» TASK DIRECTIONS: Look through the data below and work out how many lines contain the string "name". Give the number alone.

═════ WORKING DATA ═════

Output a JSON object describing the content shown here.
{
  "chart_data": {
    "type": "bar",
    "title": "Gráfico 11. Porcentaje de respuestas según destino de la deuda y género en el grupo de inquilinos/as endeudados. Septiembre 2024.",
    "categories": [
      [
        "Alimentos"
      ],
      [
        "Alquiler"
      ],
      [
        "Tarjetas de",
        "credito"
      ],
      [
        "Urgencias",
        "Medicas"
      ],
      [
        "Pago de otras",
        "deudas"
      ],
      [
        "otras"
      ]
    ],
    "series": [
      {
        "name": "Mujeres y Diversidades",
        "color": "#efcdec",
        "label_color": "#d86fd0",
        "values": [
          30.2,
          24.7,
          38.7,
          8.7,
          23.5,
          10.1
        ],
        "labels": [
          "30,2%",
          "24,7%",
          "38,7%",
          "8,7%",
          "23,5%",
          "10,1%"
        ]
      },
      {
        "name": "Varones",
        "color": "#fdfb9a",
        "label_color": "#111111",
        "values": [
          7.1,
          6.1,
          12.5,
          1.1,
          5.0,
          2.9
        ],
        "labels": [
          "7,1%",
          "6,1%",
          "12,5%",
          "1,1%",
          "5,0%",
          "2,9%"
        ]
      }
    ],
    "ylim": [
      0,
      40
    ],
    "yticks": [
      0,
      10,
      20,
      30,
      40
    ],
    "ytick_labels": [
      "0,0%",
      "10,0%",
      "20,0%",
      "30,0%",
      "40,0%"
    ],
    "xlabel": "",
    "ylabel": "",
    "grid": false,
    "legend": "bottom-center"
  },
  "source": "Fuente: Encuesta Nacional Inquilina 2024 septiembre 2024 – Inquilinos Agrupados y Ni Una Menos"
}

═════

» EXERCISE ANSWER: 2